--- USING THE INFORMATION ---
(A) According to the blog post, how much did the writer pay for Strunk and White's "Elements of Style"?
(B) Write out the stretch of the blog post that opens with the words containing "Williams was our" and closes with "writing is concise.", with no changes.
** Opening SELECTED TEXT block **
It’s something of a composite of recent history, and so you have the gift of hindsight. You know what’s happening, so you find yourself saying “Use your brain!” But scruples and good sense are sometimes thwarted by trust. And you want to have a word with the intransigent people at Purdue Pharma. But sometimes deserve doesn’t have anything to do with it.

That’s what the show is ultimately about, trust, searching for a way out of a hopeless situation and, now, how the people at the top of the food chain at Purdue Pharma are squirming out of this in perhaps the most frustrating way possible. It isn’t a happy show, but it is an important one. And while the show ends just before all of these please and settlements and immunities, if you watch this those recent stories will play a bit differently.

Also today, I updated some of the images on the blog. There are now 113 new images for the top and bottom of the page. Click refresh a bunch and you’ll see them all. Buried on the back of the site is a page with all of those banners, now loading 226 images. Each has a little cutline, just so I can keep all of the memories and locations straight. So I had to update that page. Then I went through that whole page updating changes to the style. Because, every so often, the Associated Press makes updates and, yes, I have to make corrections on a page no one will ever see.

Ed Williams would be proud.

Williams was our Journalism 101 professor. He called the class Newspaper Style and that class was the weed out course in our curriculum. Four exams. Score below an 86 on any of them and you failed the class. A lot of people failed the class. He drilled us for an entire quarter on the “AP Stylebook” and Strunk and White’s “Elements of Style” …

… which, as you can tell, is still an influential text. I paid $5.95 for that book. It was the least expensive, and most important, textbook in the entirety of my college career.

People that survived Williams’s class could still complete this Strunk and White quote: Vigorous writing is concise.

He was also the adviser of the campus newspaper. We were all required to spend a semester there as a part of the formal curriculum. That one credit hour requirement worked it’s magic, as it was intended, and I stayed at the paper for a few years. We won two Pacemakers — essentially the collegiate Pulitzer — while I was there. And somewhere along the way Williams told us his first name, King. He disliked that and we were sworn to secrecy, or to never use it, or both, under pain of newsprint paper cuts.

I had his class almost halfway through his 30-year teaching career, and I saw him in the newsroom thereafter, of course. He always wore a tight, closed-up smile, and an air of knowing things we weren’t allowed to understand yet. Eight years or so into my career I started thinking a lot about all of that, and my student media experience and the impact all of it had on my own career. It’d be gratifying to be a small part of doing that for others one day, I thought. Soon after I had the opportunity to do that same sort of work, and now I’ve been doing that for going on 14 years.
** Closing SELECTED TEXT block **
** Opening SOURCE MATERIAL block **
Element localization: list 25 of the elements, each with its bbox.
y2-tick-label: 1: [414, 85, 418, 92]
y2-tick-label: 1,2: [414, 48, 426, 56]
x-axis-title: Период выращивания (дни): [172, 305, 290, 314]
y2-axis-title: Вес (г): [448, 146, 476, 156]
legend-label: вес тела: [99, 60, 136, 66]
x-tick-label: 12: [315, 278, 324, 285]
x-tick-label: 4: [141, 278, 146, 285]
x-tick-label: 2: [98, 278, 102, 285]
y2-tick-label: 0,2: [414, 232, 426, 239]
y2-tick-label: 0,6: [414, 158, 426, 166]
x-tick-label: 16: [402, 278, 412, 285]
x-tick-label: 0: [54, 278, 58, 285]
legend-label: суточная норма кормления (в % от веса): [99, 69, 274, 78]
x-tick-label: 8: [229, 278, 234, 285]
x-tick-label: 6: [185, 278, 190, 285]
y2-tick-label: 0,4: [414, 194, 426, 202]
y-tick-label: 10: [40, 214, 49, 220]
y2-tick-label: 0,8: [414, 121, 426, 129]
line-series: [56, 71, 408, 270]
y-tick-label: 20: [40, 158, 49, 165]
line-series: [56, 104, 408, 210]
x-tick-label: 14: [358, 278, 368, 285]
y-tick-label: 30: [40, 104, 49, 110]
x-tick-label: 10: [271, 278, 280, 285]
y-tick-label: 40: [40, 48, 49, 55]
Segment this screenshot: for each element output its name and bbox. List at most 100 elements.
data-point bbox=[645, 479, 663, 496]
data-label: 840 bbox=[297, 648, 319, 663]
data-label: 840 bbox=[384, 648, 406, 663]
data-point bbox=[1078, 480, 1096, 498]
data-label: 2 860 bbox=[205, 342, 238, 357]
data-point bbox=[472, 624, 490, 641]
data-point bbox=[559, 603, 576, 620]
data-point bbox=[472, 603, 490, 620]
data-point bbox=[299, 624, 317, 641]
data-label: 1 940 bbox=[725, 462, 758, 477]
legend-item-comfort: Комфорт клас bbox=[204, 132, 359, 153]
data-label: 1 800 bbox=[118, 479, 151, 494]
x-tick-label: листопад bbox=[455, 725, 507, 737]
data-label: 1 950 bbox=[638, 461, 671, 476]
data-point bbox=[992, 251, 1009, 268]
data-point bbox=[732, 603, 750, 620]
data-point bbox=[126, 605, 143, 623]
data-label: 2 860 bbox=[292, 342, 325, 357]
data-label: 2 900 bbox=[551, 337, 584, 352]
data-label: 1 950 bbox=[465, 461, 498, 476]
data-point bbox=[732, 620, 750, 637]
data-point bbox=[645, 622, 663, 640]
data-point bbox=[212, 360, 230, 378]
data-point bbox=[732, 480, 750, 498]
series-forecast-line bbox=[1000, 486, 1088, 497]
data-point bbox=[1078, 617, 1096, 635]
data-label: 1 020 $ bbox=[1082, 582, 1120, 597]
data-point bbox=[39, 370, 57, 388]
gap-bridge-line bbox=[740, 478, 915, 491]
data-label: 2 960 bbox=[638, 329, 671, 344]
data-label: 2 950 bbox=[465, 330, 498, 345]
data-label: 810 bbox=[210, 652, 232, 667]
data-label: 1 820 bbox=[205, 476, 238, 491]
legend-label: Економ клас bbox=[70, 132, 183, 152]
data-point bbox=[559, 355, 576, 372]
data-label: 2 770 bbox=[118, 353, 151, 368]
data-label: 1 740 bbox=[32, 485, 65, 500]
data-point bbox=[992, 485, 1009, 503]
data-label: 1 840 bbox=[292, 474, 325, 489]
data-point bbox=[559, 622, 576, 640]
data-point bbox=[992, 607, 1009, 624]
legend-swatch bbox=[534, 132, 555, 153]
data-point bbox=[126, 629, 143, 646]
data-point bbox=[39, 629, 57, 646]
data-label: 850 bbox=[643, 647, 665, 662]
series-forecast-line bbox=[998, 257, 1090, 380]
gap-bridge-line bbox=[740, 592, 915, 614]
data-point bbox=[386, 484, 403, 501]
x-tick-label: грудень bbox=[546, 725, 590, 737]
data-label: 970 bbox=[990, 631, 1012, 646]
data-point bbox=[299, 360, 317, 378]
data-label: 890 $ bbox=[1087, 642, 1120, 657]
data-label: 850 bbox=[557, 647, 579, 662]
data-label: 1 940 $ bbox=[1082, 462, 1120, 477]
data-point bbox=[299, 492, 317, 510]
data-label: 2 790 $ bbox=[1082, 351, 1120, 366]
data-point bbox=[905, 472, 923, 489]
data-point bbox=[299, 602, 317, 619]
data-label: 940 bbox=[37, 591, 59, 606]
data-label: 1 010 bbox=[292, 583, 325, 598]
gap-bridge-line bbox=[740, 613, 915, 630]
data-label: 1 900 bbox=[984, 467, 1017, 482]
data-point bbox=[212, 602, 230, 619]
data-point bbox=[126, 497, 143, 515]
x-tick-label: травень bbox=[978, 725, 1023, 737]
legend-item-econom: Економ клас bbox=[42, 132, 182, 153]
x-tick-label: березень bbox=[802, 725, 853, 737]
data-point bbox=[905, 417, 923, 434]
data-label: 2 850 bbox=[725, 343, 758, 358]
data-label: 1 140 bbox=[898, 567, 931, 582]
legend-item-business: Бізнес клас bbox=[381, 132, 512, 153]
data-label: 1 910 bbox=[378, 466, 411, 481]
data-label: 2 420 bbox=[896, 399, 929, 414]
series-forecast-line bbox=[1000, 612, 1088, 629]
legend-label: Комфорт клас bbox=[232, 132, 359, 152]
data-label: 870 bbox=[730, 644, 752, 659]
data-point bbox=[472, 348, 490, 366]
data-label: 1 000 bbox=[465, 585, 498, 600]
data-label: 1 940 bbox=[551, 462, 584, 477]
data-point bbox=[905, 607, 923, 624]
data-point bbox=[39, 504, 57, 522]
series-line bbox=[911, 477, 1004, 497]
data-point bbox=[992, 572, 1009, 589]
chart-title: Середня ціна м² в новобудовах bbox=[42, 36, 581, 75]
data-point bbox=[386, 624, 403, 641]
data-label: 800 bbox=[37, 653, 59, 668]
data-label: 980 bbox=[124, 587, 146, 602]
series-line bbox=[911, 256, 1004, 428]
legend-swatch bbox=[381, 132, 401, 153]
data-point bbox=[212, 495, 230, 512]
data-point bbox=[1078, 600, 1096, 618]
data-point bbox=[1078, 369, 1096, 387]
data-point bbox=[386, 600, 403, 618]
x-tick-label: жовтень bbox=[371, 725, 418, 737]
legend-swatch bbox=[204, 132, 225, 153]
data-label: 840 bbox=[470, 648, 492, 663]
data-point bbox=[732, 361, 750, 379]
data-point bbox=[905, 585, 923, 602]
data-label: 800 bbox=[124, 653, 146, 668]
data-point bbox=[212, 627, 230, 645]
** Closing SOURCE MATERIAL block **
--- SOLUTIONS TO THE EXERCISE ---
(A) $5.95.

(B)
Williams was our Journalism 101 professor. He called the class Newspaper Style and that class was the weed out course in our curriculum. Four exams. Score below an 86 on any of them and you failed the class. A lot of people failed the class. He drilled us for an entire quarter on the “AP Stylebook” and Strunk and White’s “Elements of Style” …

… which, as you can tell, is still an influential text. I paid $5.95 for that book. It was the least expensive, and most important, textbook in the entirety of my college career.

People that survived Williams’s class could still complete this Strunk and White quote: Vigorous writing is concise.